Set task:
Rewrite the listing lines from the line with "table-cell[interactable]: 2500 grams bbox=[631, 390, 776, 416]" up to and including the line with "466, 488, 493]", changing every "amps" to "amperes" and leaving all else unchanged. Give only those lines.

▼

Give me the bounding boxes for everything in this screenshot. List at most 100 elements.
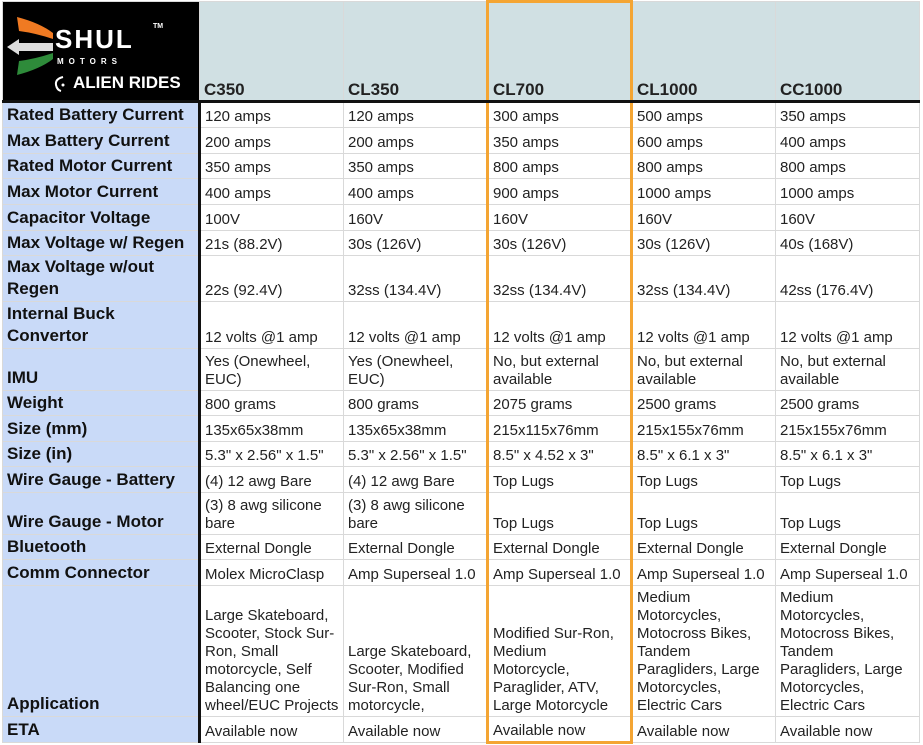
table-cell[interactable]: 2500 grams bbox=[631, 390, 776, 416]
table-cell[interactable]: 400 amps bbox=[775, 127, 920, 154]
header-row: SHUL TM MOTORS ALIEN RIDES C350 CL350 CL70… bbox=[2, 0, 920, 103]
table-cell[interactable]: 120 amps bbox=[199, 101, 344, 128]
table-cell[interactable]: 200 amps bbox=[199, 127, 344, 154]
table-cell[interactable]: 200 amps bbox=[343, 127, 488, 154]
table-cell[interactable]: 40s (168V) bbox=[775, 230, 920, 256]
table-cell[interactable]: 12 volts @1 amp bbox=[631, 301, 776, 349]
table-cell[interactable]: No, but external available bbox=[631, 348, 776, 391]
table-cell[interactable]: 2075 grams bbox=[486, 390, 633, 416]
table-cell[interactable]: 1000 amps bbox=[775, 178, 920, 205]
table-cell[interactable]: (4) 12 awg Bare bbox=[343, 466, 488, 493]
table-cell[interactable]: Amp Superseal 1.0 bbox=[486, 559, 633, 586]
table-cell[interactable]: (3) 8 awg silicone bare bbox=[343, 492, 488, 535]
table-cell[interactable]: Amp Superseal 1.0 bbox=[775, 559, 920, 586]
table-cell[interactable]: Available now bbox=[199, 716, 344, 743]
table-cell[interactable]: 160V bbox=[631, 204, 776, 231]
table-cell[interactable]: Amp Superseal 1.0 bbox=[631, 559, 776, 586]
table-cell[interactable]: 300 amps bbox=[486, 101, 633, 128]
table-cell[interactable]: 5.3" x 2.56" x 1.5" bbox=[199, 441, 344, 467]
table-cell[interactable]: External Dongle bbox=[199, 534, 344, 560]
table-cell[interactable]: 160V bbox=[775, 204, 920, 231]
table-cell[interactable]: (3) 8 awg silicone bare bbox=[199, 492, 344, 535]
table-cell[interactable]: 12 volts @1 amp bbox=[343, 301, 488, 349]
table-cell[interactable]: 21s (88.2V) bbox=[199, 230, 344, 256]
table-cell[interactable]: 900 amps bbox=[486, 178, 633, 205]
table-cell[interactable]: 160V bbox=[486, 204, 633, 231]
table-cell[interactable]: Top Lugs bbox=[775, 492, 920, 535]
table-cell[interactable]: 12 volts @1 amp bbox=[486, 301, 633, 349]
table-cell[interactable]: No, but external available bbox=[486, 348, 633, 391]
table-cell[interactable]: Top Lugs bbox=[486, 492, 633, 535]
table-cell[interactable]: 100V bbox=[199, 204, 344, 231]
table-cell[interactable]: 5.3" x 2.56" x 1.5" bbox=[343, 441, 488, 467]
table-cell[interactable]: Amp Superseal 1.0 bbox=[343, 559, 488, 586]
table-cell[interactable]: 800 amps bbox=[631, 153, 776, 179]
table-cell[interactable]: 350 amps bbox=[199, 153, 344, 179]
table-cell[interactable]: 32ss (134.4V) bbox=[343, 255, 488, 302]
table-cell[interactable]: 30s (126V) bbox=[486, 230, 633, 256]
table-cell[interactable]: Yes (Onewheel, EUC) bbox=[343, 348, 488, 391]
table-cell[interactable]: 32ss (134.4V) bbox=[631, 255, 776, 302]
table-cell[interactable]: 350 amps bbox=[343, 153, 488, 179]
table-cell[interactable]: 30s (126V) bbox=[631, 230, 776, 256]
row-label: Wire Gauge - Motor bbox=[2, 492, 201, 535]
shul-motors-logo: SHUL TM MOTORS ALIEN RIDES bbox=[4, 3, 199, 99]
table-cell[interactable]: Available now bbox=[486, 716, 633, 744]
table-cell[interactable]: 120 amps bbox=[343, 101, 488, 128]
table-cell[interactable]: External Dongle bbox=[486, 534, 633, 560]
table-cell[interactable]: 350 amps bbox=[486, 127, 633, 154]
table-cell[interactable]: 160V bbox=[343, 204, 488, 231]
table-cell[interactable]: 8.5" x 6.1 x 3" bbox=[631, 441, 776, 467]
table-cell[interactable]: 400 amps bbox=[199, 178, 344, 205]
table-cell[interactable]: 32ss (134.4V) bbox=[486, 255, 633, 302]
table-cell[interactable]: Large Skateboard, Scooter, Stock Sur-Ron… bbox=[199, 585, 344, 717]
row-label: Size (in) bbox=[2, 441, 201, 467]
table-cell[interactable]: Available now bbox=[631, 716, 776, 743]
row-label: Max Voltage w/ Regen bbox=[2, 230, 201, 256]
table-cell[interactable]: 135x65x38mm bbox=[199, 415, 344, 442]
table-cell[interactable]: Available now bbox=[343, 716, 488, 743]
table-cell[interactable]: Top Lugs bbox=[775, 466, 920, 493]
table-cell[interactable]: 8.5" x 4.52 x 3" bbox=[486, 441, 633, 467]
table-cell[interactable]: 500 amps bbox=[631, 101, 776, 128]
table-cell[interactable]: 215x115x76mm bbox=[486, 415, 633, 442]
table-cell[interactable]: 2500 grams bbox=[775, 390, 920, 416]
table-cell[interactable]: 22s (92.4V) bbox=[199, 255, 344, 302]
table-cell[interactable]: 8.5" x 6.1 x 3" bbox=[775, 441, 920, 467]
table-cell[interactable]: External Dongle bbox=[343, 534, 488, 560]
row-label: Bluetooth bbox=[2, 534, 201, 560]
table-cell[interactable]: 12 volts @1 amp bbox=[199, 301, 344, 349]
row-label: Weight bbox=[2, 390, 201, 416]
table-cell[interactable]: 215x155x76mm bbox=[631, 415, 776, 442]
table-cell[interactable]: Large Skateboard, Scooter, Modified Sur-… bbox=[343, 585, 488, 717]
table-cell[interactable]: 215x155x76mm bbox=[775, 415, 920, 442]
table-cell[interactable]: (4) 12 awg Bare bbox=[199, 466, 344, 493]
table-cell[interactable]: Top Lugs bbox=[486, 466, 633, 493]
table-cell[interactable]: Medium Motorcycles, Motocross Bikes, Tan… bbox=[631, 585, 776, 717]
logo-brand: SHUL bbox=[55, 24, 134, 54]
table-cell[interactable]: Top Lugs bbox=[631, 466, 776, 493]
table-cell[interactable]: Available now bbox=[775, 716, 920, 743]
table-cell[interactable]: External Dongle bbox=[631, 534, 776, 560]
table-cell[interactable]: Medium Motorcycles, Motocross Bikes, Tan… bbox=[775, 585, 920, 717]
table-cell[interactable]: 800 amps bbox=[486, 153, 633, 179]
table-cell[interactable]: Yes (Onewheel, EUC) bbox=[199, 348, 344, 391]
table-cell[interactable]: 800 grams bbox=[343, 390, 488, 416]
table-cell[interactable]: 400 amps bbox=[343, 178, 488, 205]
table-cell[interactable]: 12 volts @1 amp bbox=[775, 301, 920, 349]
table-cell[interactable]: External Dongle bbox=[775, 534, 920, 560]
table-cell[interactable]: 1000 amps bbox=[631, 178, 776, 205]
table-row: Max Battery Current 200 amps 200 amps 350 a… bbox=[2, 127, 920, 154]
row-label: Capacitor Voltage bbox=[2, 204, 201, 231]
table-cell[interactable]: 42ss (176.4V) bbox=[775, 255, 920, 302]
table-cell[interactable]: 30s (126V) bbox=[343, 230, 488, 256]
table-cell[interactable]: 800 amps bbox=[775, 153, 920, 179]
table-cell[interactable]: Molex MicroClasp bbox=[199, 559, 344, 586]
table-cell[interactable]: Top Lugs bbox=[631, 492, 776, 535]
table-cell[interactable]: No, but external available bbox=[775, 348, 920, 391]
table-cell[interactable]: Modified Sur-Ron, Medium Motorcycle, Par… bbox=[486, 585, 633, 717]
table-cell[interactable]: 350 amps bbox=[775, 101, 920, 128]
table-cell[interactable]: 800 grams bbox=[199, 390, 344, 416]
table-cell[interactable]: 135x65x38mm bbox=[343, 415, 488, 442]
table-cell[interactable]: 600 amps bbox=[631, 127, 776, 154]
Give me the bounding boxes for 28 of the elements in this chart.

▲

Task output:
table-cell[interactable]: 2500 grams bbox=[631, 390, 776, 416]
table-cell[interactable]: 400 amperes bbox=[775, 127, 920, 154]
header-row: SHUL TM MOTORS ALIEN RIDES C350 CL350 CL70… bbox=[2, 0, 920, 103]
table-cell[interactable]: 120 amperes bbox=[199, 101, 344, 128]
table-cell[interactable]: 200 amperes bbox=[199, 127, 344, 154]
table-cell[interactable]: 200 amperes bbox=[343, 127, 488, 154]
table-cell[interactable]: 40s (168V) bbox=[775, 230, 920, 256]
table-cell[interactable]: 12 volts @1 amp bbox=[631, 301, 776, 349]
table-cell[interactable]: No, but external available bbox=[631, 348, 776, 391]
table-cell[interactable]: 2075 grams bbox=[486, 390, 633, 416]
table-cell[interactable]: 1000 amperes bbox=[775, 178, 920, 205]
table-cell[interactable]: (4) 12 awg Bare bbox=[343, 466, 488, 493]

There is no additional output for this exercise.